> _Description of the task_
Reproduce word for word the stretch of the recipe tutorial below that begins at the words "This tutorial will" and stops after "ready to wrangle!".

This tutorial will show you how to extract meaningful data from a set of dirty data using a recipe. The manual version of this tutorial can be found here. Let's get ready to wrangle!
Recipes are a premium feature of the Data Wrangles add-in. Contact Us to get access to this feature.
Recipes allow a series of wrangles to be defined and run as an automated sequence. I this tutorial, we will go over how to take this series of wrangles and automate the process so that users can accomplish the same thing with just the click of a button.
If you recall from the manual excersize, our data is dirty and riddled with noise. This is what we have to start off with:
The wrangles we will be working with can be found here:
Here is the recipe we will be using, but keep reading to go over it step by step.
wrangles:
- extract.properties:
input: Products
output: Materials
property_type: Materials
- select.list_element:
input: Materials
element: 0
- extract.attributes:
input: Products
output: Weight
attribute_type: mass
- select.list_element:
input: Weight
element: 0
- extract.codes:
input: Products
output: Part Number
- select.list_element:
input: Part Number
element: 0
- replace:
input: Part Number
find: 0000
replace: ''
- extract.address:
input: Products
output: Country of Origin
dataType: countries
- select.list_element:
input: Country of Origin
element: 0
- extract.brackets:
input: Products
output: Storage
- extract.custom:
input: Products
output: Brand
model_id: xxxxxxxx-xxxx-xxxx
first_element: true
- extract.custom:
input: Products
output: Product Type
model_id: xxxxxxxx-xxxx-xxxx
first_element: true
- extract.custom:
input: Products
output: Price
model_id: xxxxxxxx-xxxx-xxxx
first_element: true
- merge.concatenate:
input:
- Brand
- Product Type
- Storage
- Price
- Country of Origin
- Part Number
output: Description
char: ' '
wrangles:
- extract.properties:
input: Products
output: Materials
property_type: Materials
- select.list_element:
input: Materials
element: 0
The above code snippet shows the two wrangles used to extract materials. The first wrangle is straight forward, just a simple extract wrangle with a named property_type. Extract wrangles output a list of all matches, therefore we need to select the first match using select.list_element. In the near future, users will be able to specify this in the parameters of stock extract wrangles but for now a simple select.list_element will work.

> _Supplied material_
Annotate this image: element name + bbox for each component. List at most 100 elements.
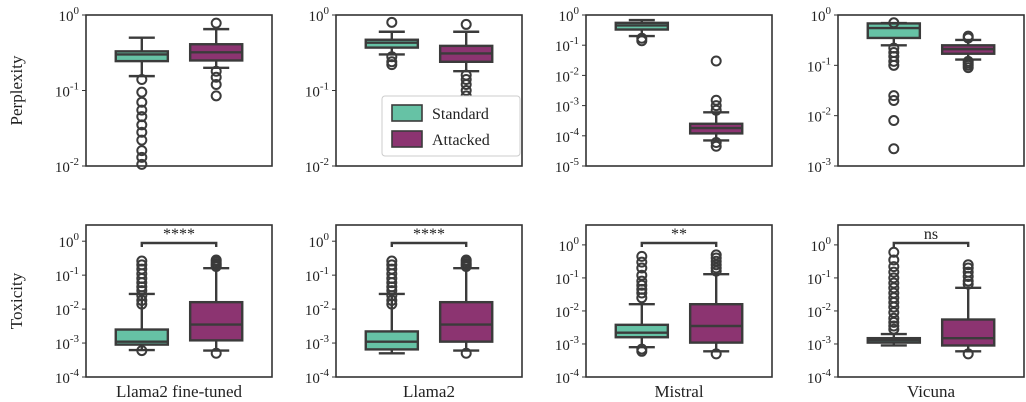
y-tick-label: 10-3 xyxy=(807,334,832,354)
panel-2 xyxy=(582,14,773,167)
outlier-point xyxy=(386,16,398,28)
y-tick-label: 10-5 xyxy=(555,156,580,176)
panel-frame xyxy=(85,224,273,378)
outlier-point xyxy=(210,347,222,359)
y-tick-label: 10-2 xyxy=(55,299,79,319)
outlier-point xyxy=(636,256,648,268)
outlier-point xyxy=(136,119,148,131)
y-tick-label: 10-3 xyxy=(305,333,330,353)
legend: Standard Attacked xyxy=(381,95,521,157)
outlier-point xyxy=(710,262,722,274)
outlier-point xyxy=(136,158,148,170)
outlier-point xyxy=(460,73,472,85)
outlier-point xyxy=(460,347,472,359)
outlier-point xyxy=(460,260,472,272)
outlier-point xyxy=(888,254,900,266)
y-tick-label: 10-4 xyxy=(555,367,580,387)
outlier-point xyxy=(962,62,974,74)
x-axis-label: Llama2 xyxy=(403,382,455,401)
outlier-point xyxy=(710,259,722,271)
panel-frame xyxy=(335,224,523,378)
panel-7: Vicuna ns xyxy=(834,224,1025,401)
legend-swatch-standard xyxy=(391,104,423,122)
box-standard xyxy=(364,330,420,351)
box-standard xyxy=(614,323,670,339)
outlier-point xyxy=(888,261,900,273)
outlier-point xyxy=(888,246,900,258)
panel-frame xyxy=(585,224,773,378)
x-axis-label: Vicuna xyxy=(907,382,956,401)
outlier-point xyxy=(386,51,398,63)
y-axis-label: Toxicity xyxy=(7,272,26,329)
panel-frame xyxy=(585,14,773,167)
box-attacked xyxy=(188,300,244,342)
outlier-point xyxy=(888,59,900,71)
outlier-point xyxy=(710,140,722,152)
panel-3 xyxy=(834,14,1025,167)
outlier-point xyxy=(962,32,974,44)
outlier-point xyxy=(386,294,398,306)
panel-1 xyxy=(332,14,523,167)
y-tick-label: 10-1 xyxy=(555,268,579,288)
outlier-point xyxy=(210,79,222,91)
y-tick-label: 100 xyxy=(59,231,80,251)
significance-bracket xyxy=(140,241,218,247)
outlier-point xyxy=(136,126,148,138)
outlier-point xyxy=(888,316,900,328)
outlier-point xyxy=(210,90,222,102)
outlier-point xyxy=(636,287,648,299)
y-tick-label: 10-4 xyxy=(305,367,330,387)
outlier-point xyxy=(386,298,398,310)
y-tick-label: 100 xyxy=(559,5,580,25)
outlier-point xyxy=(962,259,974,271)
outlier-point xyxy=(888,301,900,313)
outlier-point xyxy=(460,18,472,30)
panel-4: Toxicity Llama2 fine-tuned **** xyxy=(7,224,273,401)
y-tick-label: 100 xyxy=(559,235,580,255)
outlier-point xyxy=(636,292,648,304)
y-tick-label: 10-3 xyxy=(55,333,80,353)
outlier-point xyxy=(888,90,900,102)
outlier-point xyxy=(460,85,472,96)
panel-6: Mistral ** xyxy=(582,224,773,401)
y-tick-label: 10-2 xyxy=(807,301,831,321)
outlier-point xyxy=(710,348,722,360)
x-axis-label: Mistral xyxy=(654,382,703,401)
y-tick-label: 10-4 xyxy=(55,367,80,387)
outlier-point xyxy=(636,262,648,274)
y-tick-label: 10-1 xyxy=(807,55,831,75)
outlier-point xyxy=(636,35,648,47)
y-tick-label: 100 xyxy=(59,5,80,25)
panel-0: Perplexity xyxy=(7,14,273,170)
outlier-point xyxy=(136,277,148,289)
outlier-point xyxy=(710,104,722,116)
outlier-point xyxy=(136,145,148,157)
outlier-point xyxy=(136,345,148,357)
y-tick-label: 10-1 xyxy=(55,265,79,285)
y-tick-label: 10-2 xyxy=(305,156,329,176)
significance-label: ns xyxy=(924,226,938,243)
outlier-point xyxy=(210,260,222,272)
outlier-point xyxy=(636,279,648,291)
outlier-point xyxy=(136,73,148,85)
outlier-point xyxy=(710,100,722,112)
y-tick-label: 100 xyxy=(309,5,330,25)
legend-label: Standard xyxy=(432,106,489,123)
x-axis-label: Llama2 fine-tuned xyxy=(116,382,243,401)
outlier-point xyxy=(136,151,148,163)
outlier-point xyxy=(136,298,148,310)
outlier-point xyxy=(888,115,900,127)
significance-label: **** xyxy=(413,226,445,243)
outlier-point xyxy=(710,55,722,67)
significance-label: **** xyxy=(163,226,195,243)
panel-frame xyxy=(85,14,273,167)
box-standard xyxy=(866,22,922,40)
panel-5: Llama2 **** xyxy=(332,224,523,401)
box-attacked xyxy=(940,318,996,347)
y-tick-label: 10-2 xyxy=(305,299,329,319)
y-tick-label: 10-2 xyxy=(555,65,579,85)
outlier-point xyxy=(962,278,974,290)
outlier-point xyxy=(636,250,648,262)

> _Task output_
This tutorial will show you how to extract meaningful data from a set of dirty data using a recipe. The manual version of this tutorial can be found here. Let's get ready to wrangle!